= TASK INSTRUCTIONS =
Send back the records in full, character for character.

= MATERIAL PROVIDED =
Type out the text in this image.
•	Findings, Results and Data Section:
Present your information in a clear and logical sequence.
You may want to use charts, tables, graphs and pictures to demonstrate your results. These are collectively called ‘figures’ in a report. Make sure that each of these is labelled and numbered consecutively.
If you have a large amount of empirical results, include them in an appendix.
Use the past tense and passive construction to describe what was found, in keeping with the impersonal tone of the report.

= EXPECTED OUTPUT =
Type out the text in this image.
•	Findings, Results and Data Section:
Present your information in a clear and logical sequence.
You may want to use charts, tables, graphs and pictures to demonstrate your results. These are collectively called ‘figures’ in a report. Make sure that each of these is labelled and numbered consecutively.
If you have a large amount of empirical results, include them in an appendix.
Use the past tense and passive construction to describe what was found, in keeping with the impersonal tone of the report.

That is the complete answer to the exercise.